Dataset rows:
□ □ □ □ □
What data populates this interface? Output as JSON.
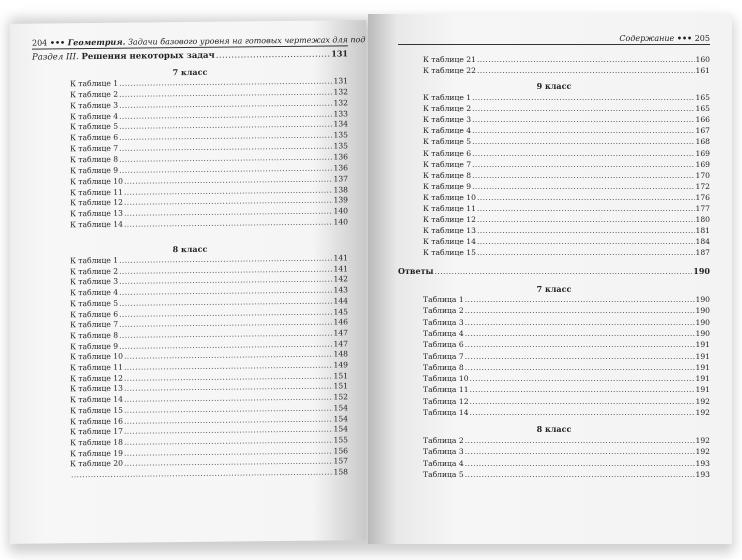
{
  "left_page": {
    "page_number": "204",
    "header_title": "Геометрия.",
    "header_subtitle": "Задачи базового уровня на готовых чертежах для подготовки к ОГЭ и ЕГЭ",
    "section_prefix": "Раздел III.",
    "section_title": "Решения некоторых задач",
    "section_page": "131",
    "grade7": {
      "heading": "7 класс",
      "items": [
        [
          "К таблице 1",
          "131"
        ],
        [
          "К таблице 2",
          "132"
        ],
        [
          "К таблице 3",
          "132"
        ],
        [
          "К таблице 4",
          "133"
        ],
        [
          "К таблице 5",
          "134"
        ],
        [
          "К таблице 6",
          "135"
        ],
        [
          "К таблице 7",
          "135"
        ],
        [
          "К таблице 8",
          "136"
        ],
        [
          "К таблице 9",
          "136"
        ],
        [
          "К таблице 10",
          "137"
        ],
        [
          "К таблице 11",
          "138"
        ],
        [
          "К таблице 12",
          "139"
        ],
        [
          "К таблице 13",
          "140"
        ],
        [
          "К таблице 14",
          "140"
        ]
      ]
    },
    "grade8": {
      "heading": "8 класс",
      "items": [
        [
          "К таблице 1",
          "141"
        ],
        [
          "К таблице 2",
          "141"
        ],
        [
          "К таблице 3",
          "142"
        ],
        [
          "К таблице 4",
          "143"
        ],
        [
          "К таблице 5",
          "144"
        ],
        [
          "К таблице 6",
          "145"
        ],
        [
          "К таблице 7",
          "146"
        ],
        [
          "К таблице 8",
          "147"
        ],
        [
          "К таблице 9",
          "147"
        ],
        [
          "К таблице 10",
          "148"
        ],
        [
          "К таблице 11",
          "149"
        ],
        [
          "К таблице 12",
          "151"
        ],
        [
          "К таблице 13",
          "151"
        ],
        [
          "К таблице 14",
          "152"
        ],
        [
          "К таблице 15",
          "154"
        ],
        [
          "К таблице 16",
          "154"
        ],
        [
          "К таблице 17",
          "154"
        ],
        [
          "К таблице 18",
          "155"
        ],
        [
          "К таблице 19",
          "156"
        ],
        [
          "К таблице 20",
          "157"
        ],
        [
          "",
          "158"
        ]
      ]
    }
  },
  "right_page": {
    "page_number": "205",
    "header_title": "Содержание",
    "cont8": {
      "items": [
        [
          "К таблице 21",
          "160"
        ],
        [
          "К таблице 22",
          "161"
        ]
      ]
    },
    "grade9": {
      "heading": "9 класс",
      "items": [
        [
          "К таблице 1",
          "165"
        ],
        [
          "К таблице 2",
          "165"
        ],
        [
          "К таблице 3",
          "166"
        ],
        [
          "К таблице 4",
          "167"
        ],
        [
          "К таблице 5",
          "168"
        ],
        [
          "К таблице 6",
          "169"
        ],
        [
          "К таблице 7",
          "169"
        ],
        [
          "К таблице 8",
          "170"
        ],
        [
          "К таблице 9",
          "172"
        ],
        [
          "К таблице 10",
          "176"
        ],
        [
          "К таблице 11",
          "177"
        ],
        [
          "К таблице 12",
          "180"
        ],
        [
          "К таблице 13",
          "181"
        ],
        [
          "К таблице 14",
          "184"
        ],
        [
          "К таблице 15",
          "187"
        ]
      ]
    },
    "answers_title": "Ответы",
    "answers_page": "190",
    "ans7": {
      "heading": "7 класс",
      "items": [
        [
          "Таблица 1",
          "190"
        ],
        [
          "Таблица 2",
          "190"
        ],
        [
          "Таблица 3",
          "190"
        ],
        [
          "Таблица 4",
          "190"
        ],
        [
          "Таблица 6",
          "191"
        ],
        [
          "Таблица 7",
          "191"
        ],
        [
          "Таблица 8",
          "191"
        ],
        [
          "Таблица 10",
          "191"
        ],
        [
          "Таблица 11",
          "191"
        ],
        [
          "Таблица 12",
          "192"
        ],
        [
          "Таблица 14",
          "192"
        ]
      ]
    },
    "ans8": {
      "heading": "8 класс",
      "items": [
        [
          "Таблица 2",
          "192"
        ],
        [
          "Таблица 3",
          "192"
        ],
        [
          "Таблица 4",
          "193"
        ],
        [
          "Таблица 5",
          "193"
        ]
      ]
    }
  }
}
□ □ □ □ □
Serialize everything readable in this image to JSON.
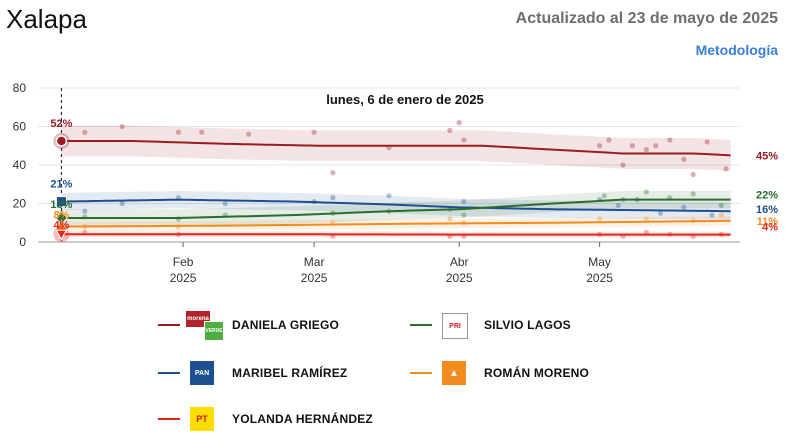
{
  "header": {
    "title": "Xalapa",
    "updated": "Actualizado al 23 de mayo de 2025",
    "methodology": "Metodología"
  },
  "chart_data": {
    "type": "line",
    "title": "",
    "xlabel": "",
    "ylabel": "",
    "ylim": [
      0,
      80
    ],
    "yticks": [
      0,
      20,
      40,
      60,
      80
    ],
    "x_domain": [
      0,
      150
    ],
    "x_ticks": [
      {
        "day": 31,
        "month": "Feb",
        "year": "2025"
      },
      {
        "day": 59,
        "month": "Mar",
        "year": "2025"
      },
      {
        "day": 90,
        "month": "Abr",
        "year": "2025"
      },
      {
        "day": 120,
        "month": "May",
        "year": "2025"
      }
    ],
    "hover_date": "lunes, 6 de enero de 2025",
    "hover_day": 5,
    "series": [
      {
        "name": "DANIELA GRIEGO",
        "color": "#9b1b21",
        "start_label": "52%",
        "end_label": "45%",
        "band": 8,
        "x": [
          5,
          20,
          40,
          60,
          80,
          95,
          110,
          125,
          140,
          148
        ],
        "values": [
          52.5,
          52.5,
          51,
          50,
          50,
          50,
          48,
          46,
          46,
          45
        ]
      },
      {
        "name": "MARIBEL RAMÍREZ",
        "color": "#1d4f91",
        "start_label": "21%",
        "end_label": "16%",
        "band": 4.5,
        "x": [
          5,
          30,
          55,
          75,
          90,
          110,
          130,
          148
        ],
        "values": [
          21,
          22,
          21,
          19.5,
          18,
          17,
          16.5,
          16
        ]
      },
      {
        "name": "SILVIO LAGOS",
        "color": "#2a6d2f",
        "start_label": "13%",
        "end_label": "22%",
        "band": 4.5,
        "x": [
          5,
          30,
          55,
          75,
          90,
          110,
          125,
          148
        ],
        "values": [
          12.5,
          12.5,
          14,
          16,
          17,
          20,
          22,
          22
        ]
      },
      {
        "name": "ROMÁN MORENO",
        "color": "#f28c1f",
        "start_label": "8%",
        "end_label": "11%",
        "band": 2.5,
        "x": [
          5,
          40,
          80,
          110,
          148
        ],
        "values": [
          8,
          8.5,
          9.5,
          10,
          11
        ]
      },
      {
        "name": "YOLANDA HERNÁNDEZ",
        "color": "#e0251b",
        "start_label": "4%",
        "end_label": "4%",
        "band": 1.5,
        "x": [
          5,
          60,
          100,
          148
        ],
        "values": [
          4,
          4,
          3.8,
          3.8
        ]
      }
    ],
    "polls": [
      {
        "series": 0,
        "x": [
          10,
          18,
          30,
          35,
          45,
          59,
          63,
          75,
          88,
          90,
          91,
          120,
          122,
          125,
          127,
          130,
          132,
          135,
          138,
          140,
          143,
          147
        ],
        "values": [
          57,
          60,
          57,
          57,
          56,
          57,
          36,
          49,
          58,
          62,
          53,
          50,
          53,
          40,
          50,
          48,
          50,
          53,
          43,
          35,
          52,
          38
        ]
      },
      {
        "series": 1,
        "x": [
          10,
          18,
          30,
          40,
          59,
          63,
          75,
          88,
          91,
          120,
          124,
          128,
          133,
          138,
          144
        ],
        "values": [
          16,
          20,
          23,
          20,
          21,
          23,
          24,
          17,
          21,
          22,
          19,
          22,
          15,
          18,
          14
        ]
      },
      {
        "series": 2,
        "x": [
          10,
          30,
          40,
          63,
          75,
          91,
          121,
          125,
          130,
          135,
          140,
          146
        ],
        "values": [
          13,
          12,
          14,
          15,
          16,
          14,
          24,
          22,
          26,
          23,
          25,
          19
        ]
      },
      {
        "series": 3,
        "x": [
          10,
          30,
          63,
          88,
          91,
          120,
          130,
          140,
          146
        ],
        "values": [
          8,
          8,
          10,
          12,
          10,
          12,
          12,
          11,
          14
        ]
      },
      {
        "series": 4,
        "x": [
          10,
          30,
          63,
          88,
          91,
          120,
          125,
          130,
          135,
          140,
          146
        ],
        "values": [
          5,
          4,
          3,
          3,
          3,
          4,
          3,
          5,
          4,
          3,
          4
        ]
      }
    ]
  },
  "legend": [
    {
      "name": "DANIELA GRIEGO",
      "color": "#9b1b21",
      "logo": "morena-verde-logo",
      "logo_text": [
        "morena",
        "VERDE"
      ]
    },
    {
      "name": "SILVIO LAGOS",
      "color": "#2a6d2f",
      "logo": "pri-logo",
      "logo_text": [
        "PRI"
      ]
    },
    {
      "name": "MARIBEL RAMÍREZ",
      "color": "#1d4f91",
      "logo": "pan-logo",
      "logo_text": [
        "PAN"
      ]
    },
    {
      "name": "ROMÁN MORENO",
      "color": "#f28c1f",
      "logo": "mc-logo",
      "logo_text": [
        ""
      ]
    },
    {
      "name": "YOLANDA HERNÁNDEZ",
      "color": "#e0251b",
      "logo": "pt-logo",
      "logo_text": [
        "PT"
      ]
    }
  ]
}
□ □ □ □ □
Given task: Copy all lines from the material that hold "RAMÍREZ".

Problem solution:
        "name": "MARIBEL RAMÍREZ",
      "name": "MARIBEL RAMÍREZ",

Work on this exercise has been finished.